● EXERCISE OBJECTIVE
Copy all lines in which the word "tabDatas" can be found.

● STORED ROWS

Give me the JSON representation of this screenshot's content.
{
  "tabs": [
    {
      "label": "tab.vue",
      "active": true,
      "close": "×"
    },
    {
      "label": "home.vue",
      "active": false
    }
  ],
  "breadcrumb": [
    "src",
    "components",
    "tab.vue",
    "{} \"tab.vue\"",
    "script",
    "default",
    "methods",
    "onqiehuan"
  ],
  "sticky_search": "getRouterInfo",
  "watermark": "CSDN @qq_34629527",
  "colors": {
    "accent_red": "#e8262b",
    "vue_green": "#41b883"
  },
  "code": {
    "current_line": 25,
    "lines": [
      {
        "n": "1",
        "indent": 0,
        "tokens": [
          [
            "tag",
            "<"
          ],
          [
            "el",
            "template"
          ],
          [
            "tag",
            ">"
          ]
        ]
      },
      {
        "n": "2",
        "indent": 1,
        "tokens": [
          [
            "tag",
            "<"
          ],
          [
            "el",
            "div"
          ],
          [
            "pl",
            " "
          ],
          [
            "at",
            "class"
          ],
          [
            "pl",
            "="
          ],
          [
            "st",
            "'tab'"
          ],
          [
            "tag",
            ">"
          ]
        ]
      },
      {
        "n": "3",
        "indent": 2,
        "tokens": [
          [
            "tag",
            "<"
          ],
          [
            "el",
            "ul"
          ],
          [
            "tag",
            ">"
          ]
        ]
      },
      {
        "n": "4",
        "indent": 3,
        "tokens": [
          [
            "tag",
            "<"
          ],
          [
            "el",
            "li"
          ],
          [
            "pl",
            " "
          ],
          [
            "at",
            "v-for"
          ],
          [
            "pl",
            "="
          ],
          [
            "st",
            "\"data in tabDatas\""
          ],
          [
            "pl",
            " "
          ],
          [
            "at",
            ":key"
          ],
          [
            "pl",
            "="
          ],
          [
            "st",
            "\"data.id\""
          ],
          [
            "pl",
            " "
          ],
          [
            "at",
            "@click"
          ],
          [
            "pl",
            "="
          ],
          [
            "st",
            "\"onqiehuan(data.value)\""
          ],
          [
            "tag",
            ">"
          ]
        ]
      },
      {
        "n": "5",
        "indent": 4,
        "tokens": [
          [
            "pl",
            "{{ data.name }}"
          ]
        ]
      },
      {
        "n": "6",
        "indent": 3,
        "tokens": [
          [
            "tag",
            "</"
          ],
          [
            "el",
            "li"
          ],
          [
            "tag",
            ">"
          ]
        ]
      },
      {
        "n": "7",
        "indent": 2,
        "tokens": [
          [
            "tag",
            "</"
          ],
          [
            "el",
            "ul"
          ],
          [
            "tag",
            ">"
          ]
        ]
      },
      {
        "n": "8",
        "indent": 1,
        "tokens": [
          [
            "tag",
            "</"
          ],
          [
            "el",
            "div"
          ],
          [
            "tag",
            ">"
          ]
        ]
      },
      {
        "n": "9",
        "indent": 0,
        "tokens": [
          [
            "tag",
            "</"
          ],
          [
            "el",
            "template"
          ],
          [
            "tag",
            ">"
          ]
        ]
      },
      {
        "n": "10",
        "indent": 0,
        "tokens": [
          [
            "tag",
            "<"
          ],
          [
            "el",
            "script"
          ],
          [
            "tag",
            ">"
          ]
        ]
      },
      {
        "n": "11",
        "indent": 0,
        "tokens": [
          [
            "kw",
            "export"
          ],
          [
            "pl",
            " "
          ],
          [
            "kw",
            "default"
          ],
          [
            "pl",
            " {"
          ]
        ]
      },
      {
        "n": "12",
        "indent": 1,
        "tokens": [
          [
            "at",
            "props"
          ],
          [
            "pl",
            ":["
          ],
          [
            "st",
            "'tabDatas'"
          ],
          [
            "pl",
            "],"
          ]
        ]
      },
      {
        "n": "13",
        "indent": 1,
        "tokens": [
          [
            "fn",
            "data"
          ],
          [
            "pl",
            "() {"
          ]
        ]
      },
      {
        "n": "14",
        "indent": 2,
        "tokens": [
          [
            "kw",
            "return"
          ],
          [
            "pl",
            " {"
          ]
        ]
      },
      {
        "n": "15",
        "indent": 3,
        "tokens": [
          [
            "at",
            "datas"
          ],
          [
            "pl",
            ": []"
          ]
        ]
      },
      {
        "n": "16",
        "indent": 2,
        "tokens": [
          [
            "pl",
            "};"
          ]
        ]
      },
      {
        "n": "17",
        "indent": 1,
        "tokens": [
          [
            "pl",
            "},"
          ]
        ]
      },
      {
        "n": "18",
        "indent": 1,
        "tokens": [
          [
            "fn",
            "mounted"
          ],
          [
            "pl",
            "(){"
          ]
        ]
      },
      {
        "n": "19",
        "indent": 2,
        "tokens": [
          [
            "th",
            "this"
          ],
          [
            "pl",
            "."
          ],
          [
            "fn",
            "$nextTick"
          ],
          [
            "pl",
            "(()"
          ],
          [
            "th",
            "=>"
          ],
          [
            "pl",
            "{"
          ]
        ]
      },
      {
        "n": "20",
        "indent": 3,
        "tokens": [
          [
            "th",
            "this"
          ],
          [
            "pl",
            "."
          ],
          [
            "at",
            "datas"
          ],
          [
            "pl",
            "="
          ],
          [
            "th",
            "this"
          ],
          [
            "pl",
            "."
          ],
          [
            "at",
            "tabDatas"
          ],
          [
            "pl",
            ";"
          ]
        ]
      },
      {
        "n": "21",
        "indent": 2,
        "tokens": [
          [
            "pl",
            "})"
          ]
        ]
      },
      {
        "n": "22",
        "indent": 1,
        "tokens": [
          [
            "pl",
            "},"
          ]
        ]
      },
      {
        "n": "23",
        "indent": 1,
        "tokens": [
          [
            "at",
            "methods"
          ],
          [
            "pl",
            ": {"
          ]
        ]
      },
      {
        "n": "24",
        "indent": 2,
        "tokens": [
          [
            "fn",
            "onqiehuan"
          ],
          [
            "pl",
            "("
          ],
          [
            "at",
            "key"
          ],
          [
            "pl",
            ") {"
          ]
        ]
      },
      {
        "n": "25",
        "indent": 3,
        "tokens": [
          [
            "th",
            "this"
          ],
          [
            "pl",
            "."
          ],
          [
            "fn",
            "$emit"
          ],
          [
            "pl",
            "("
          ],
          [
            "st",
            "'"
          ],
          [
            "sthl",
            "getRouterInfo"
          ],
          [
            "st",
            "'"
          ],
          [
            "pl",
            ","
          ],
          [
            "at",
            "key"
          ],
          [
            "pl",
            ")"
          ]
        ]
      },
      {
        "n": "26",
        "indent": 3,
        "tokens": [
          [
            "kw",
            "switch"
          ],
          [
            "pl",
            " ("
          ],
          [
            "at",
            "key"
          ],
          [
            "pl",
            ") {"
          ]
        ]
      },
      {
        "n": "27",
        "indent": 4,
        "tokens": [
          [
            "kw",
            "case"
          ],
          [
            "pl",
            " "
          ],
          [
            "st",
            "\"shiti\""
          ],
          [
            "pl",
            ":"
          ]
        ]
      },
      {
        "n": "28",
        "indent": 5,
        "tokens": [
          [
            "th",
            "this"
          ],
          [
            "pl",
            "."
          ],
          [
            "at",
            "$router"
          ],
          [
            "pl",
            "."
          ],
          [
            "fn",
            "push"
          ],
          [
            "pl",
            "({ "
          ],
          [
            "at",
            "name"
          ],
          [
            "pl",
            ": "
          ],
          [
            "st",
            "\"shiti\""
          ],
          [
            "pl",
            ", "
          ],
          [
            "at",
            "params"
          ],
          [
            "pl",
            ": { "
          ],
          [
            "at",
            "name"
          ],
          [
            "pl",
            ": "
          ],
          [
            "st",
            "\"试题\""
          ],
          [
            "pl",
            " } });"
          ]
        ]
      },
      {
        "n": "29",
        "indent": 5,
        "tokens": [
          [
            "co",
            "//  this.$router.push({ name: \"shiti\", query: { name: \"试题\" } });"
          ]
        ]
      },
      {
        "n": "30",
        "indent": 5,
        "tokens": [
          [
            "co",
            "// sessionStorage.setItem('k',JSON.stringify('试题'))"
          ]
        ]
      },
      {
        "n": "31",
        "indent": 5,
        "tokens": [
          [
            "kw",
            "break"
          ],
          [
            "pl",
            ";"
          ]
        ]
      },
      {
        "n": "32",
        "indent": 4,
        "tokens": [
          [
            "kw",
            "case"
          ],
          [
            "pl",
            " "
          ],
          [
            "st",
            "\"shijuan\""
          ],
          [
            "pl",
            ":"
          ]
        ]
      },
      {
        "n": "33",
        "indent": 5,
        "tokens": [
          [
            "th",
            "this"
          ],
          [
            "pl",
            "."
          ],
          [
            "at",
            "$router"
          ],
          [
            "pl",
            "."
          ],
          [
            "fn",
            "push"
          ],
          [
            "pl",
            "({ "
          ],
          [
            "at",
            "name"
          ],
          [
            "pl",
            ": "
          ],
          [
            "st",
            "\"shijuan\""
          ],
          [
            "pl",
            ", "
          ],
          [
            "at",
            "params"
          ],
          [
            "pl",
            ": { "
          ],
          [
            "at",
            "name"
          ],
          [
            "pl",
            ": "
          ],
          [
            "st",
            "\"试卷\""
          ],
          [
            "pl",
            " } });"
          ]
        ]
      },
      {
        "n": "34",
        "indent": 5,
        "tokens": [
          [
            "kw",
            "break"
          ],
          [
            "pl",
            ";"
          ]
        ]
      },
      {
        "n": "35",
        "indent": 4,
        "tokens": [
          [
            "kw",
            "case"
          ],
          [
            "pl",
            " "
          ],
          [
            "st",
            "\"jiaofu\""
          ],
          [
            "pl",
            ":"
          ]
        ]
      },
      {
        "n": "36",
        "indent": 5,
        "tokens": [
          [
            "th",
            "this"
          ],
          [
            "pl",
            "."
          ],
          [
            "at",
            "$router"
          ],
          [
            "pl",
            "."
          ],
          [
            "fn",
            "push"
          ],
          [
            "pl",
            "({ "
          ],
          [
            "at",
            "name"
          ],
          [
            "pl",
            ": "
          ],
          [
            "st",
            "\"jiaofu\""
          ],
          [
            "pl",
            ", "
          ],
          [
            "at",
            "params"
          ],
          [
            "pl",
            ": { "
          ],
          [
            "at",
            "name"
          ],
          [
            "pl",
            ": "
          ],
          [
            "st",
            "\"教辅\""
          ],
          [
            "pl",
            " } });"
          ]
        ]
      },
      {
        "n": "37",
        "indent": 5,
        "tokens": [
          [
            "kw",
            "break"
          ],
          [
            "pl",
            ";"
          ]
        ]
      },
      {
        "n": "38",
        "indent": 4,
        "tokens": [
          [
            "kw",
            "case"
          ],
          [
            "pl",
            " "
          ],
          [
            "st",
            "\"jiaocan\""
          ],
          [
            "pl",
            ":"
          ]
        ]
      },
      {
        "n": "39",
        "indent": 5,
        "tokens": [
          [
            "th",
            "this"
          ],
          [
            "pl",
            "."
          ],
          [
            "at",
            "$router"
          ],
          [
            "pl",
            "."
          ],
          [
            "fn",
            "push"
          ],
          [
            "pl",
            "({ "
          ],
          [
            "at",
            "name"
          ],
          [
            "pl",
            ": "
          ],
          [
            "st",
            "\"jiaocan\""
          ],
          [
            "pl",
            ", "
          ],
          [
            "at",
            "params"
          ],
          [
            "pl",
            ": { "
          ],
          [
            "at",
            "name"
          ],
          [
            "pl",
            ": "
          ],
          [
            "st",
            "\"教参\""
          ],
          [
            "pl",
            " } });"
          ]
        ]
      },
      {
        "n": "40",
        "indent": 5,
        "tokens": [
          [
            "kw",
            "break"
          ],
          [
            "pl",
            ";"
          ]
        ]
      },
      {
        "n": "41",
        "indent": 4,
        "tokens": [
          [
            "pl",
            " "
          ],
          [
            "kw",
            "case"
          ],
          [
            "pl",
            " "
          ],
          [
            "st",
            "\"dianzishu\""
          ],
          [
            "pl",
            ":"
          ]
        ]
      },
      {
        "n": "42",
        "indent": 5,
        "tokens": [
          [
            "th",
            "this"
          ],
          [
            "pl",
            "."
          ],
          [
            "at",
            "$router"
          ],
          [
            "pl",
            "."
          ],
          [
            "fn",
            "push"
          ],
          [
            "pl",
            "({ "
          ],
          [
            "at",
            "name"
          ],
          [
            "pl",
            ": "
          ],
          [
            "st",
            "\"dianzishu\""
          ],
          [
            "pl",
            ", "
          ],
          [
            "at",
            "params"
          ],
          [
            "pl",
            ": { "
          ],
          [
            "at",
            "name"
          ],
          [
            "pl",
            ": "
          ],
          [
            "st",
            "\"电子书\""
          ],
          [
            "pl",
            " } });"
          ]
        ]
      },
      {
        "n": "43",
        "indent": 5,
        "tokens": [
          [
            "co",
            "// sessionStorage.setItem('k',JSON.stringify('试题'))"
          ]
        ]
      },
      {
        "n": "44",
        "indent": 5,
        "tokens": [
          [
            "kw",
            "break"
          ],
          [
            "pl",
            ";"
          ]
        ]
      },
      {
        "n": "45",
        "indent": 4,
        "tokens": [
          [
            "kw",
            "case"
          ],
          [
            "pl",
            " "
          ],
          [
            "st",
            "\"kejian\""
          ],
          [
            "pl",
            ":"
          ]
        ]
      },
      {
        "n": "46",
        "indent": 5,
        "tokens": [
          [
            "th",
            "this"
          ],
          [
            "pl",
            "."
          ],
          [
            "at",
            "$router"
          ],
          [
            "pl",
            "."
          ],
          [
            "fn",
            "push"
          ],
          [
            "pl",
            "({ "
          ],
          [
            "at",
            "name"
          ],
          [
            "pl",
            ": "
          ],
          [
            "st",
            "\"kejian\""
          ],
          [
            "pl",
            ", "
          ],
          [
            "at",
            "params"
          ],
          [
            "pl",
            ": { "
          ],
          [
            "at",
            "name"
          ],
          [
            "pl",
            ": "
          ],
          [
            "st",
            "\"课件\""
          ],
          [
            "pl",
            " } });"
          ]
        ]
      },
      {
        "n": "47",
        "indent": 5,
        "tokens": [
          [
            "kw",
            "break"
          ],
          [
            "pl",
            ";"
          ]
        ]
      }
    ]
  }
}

● TASK ANSWER
            "\"data in tabDatas\""
            "'tabDatas'"
            "tabDatas"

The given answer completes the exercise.